▽

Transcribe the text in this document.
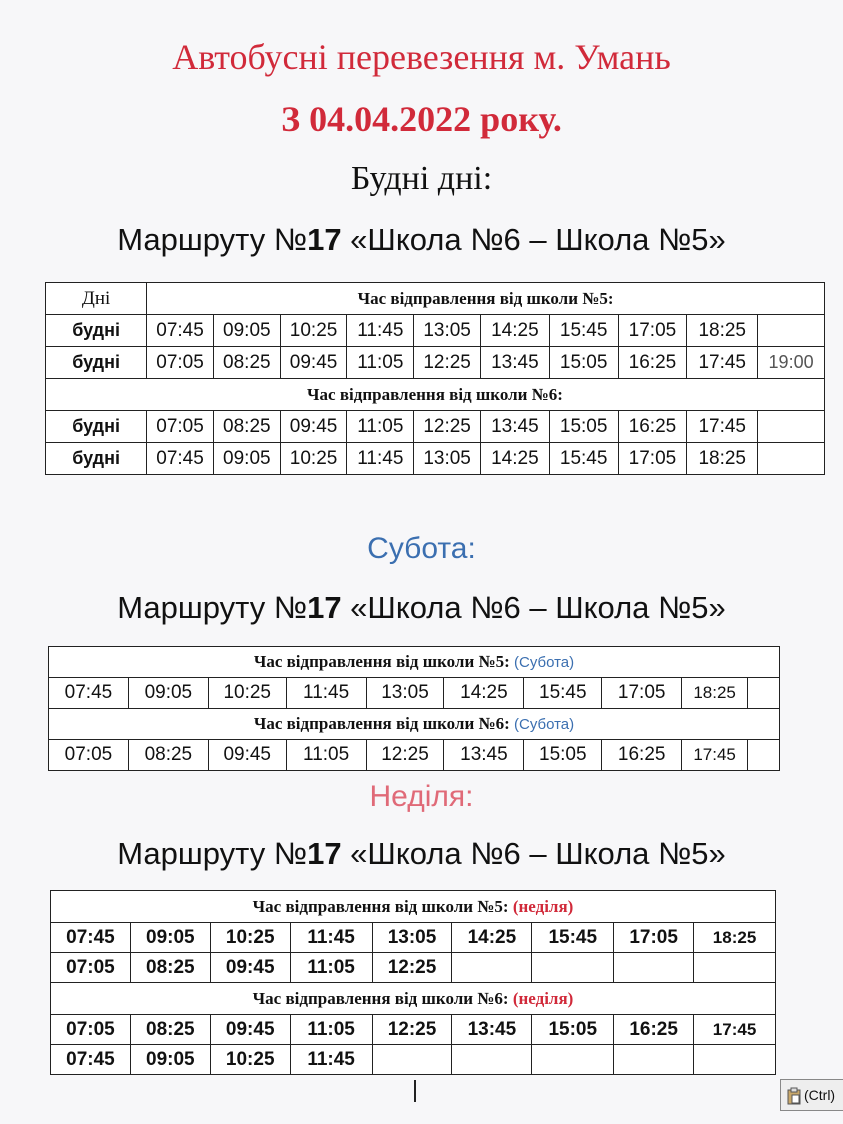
Автобусні перевезення м. Умань
З 04.04.2022 року.
Будні дні:
Маршруту №17 «Школа №6 – Школа №5»
Дні	Час відправлення від школи №5:									
будні	07:45	09:05	10:25	11:45	13:05	14:25	15:45	17:05	18:25	
будні	07:05	08:25	09:45	11:05	12:25	13:45	15:05	16:25	17:45	19:00
Час відправлення від школи №6:										
будні	07:05	08:25	09:45	11:05	12:25	13:45	15:05	16:25	17:45	
будні	07:45	09:05	10:25	11:45	13:05	14:25	15:45	17:05	18:25	
Субота:
Маршруту №17 «Школа №6 – Школа №5»
Час відправлення від школи №5: (Субота)									
07:45	09:05	10:25	11:45	13:05	14:25	15:45	17:05	18:25	
Час відправлення від школи №6: (Субота)									
07:05	08:25	09:45	11:05	12:25	13:45	15:05	16:25	17:45	
Неділя:
Маршруту №17 «Школа №6 – Школа №5»
Час відправлення від школи №5: (неділя)								
07:45	09:05	10:25	11:45	13:05	14:25	15:45	17:05	18:25
07:05	08:25	09:45	11:05	12:25				
Час відправлення від школи №6: (неділя)								
07:05	08:25	09:45	11:05	12:25	13:45	15:05	16:25	17:45
07:45	09:05	10:25	11:45					
(Ctrl)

△

Omit the pictures. Transcribe every record exactly.

Transcribe the text in this document.
Автобусні перевезення м. Умань
З 04.04.2022 року.
Будні дні:
Маршруту №17 «Школа №6 – Школа №5»
Дні	Час відправлення від школи №5:									
будні	07:45	09:05	10:25	11:45	13:05	14:25	15:45	17:05	18:25	
будні	07:05	08:25	09:45	11:05	12:25	13:45	15:05	16:25	17:45	19:00
Час відправлення від школи №6:										
будні	07:05	08:25	09:45	11:05	12:25	13:45	15:05	16:25	17:45	
будні	07:45	09:05	10:25	11:45	13:05	14:25	15:45	17:05	18:25	
Субота:
Маршруту №17 «Школа №6 – Школа №5»
Час відправлення від школи №5: (Субота)									
07:45	09:05	10:25	11:45	13:05	14:25	15:45	17:05	18:25	
Час відправлення від школи №6: (Субота)									
07:05	08:25	09:45	11:05	12:25	13:45	15:05	16:25	17:45	
Неділя:
Маршруту №17 «Школа №6 – Школа №5»
Час відправлення від школи №5: (неділя)								
07:45	09:05	10:25	11:45	13:05	14:25	15:45	17:05	18:25
07:05	08:25	09:45	11:05	12:25				
Час відправлення від школи №6: (неділя)								
07:05	08:25	09:45	11:05	12:25	13:45	15:05	16:25	17:45
07:45	09:05	10:25	11:45					
(Ctrl)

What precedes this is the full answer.